Do this: Can you return the part of the piece on animal sleep starting at "Some say you" and ending at "on one leg.", copied word for word?

Reading passage:
• • •

STRANGE BUT TRUE- In the jungle: Why the lion sleeps two nights


DRAWING BY DEBORAH DERR McCLINTOCK

Q. "Bedtime" in the animal kingdom: How crazy can things get? –L.E. Mur

A. With fish, so primitive are their nervous systems, you can't even be sure they sleep, says Israeli researcher Peretz Lavie in The Enchanted World of Sleep. At times, they swim around continuously, then sink to the bottom motionless awhile. If disturbed, they'll move around again. So, were they sleeping? By a behavioral definition, yes.

Some say you can safely grab onto the tail of a shark that's resting motionless (asleep?) at the bottom, though Lavie says he has no plans to verify this for himself.

Among birds, many sleep for brief episodes, followed by open-eye periods of quietude ("vigilant sleep"). Some seem to sleep with one eye open, perhaps resting a single brain hemisphere at a time; others sleep standing on one leg.

• • •

Records of where elements appear on the page:
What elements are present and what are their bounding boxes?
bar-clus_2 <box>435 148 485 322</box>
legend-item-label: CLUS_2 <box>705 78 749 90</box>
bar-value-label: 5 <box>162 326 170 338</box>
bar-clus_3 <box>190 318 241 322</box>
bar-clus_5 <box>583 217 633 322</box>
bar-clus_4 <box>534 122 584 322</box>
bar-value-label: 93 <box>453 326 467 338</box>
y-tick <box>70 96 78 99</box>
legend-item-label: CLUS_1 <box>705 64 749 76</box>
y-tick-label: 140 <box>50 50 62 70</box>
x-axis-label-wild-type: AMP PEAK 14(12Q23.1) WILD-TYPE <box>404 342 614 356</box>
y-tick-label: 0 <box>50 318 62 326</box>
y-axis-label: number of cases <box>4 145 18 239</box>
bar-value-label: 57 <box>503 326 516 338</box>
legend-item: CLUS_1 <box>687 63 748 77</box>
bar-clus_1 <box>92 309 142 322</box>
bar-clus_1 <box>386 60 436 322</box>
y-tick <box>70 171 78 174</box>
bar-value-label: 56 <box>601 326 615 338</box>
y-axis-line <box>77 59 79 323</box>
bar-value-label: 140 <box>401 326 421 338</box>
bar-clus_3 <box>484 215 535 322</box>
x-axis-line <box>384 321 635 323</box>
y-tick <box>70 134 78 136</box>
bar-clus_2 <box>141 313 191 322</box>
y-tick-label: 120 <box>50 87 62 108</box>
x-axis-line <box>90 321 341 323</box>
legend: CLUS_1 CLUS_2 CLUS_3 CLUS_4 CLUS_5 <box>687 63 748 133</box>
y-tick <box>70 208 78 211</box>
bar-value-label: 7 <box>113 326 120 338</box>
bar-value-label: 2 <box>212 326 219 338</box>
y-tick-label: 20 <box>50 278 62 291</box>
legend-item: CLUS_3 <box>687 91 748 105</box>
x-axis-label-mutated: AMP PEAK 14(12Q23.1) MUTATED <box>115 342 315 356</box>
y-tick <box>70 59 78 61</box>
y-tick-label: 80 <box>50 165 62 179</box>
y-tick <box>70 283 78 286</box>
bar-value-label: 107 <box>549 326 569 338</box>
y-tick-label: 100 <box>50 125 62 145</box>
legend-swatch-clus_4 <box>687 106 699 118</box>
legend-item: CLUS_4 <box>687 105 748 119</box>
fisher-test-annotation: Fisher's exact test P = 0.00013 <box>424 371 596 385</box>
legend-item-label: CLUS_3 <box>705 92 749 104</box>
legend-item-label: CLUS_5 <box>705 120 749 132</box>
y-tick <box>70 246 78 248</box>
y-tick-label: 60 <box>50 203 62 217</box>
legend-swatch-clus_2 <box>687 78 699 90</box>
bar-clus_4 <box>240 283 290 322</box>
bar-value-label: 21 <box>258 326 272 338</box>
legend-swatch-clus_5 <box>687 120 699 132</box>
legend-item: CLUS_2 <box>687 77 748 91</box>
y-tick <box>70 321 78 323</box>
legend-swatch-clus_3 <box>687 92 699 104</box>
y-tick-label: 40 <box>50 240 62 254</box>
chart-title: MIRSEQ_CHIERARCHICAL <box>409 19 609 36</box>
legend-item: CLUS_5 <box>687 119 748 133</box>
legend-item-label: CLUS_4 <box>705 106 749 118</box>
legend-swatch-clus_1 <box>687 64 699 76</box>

• • •

Response for this exercise:
Some say you can safely grab onto the tail of a shark that's resting motionless (asleep?) at the bottom, though Lavie says he has no plans to verify this for himself.

Among birds, many sleep for brief episodes, followed by open-eye periods of quietude ("vigilant sleep"). Some seem to sleep with one eye open, perhaps resting a single brain hemisphere at a time; others sleep standing on one leg.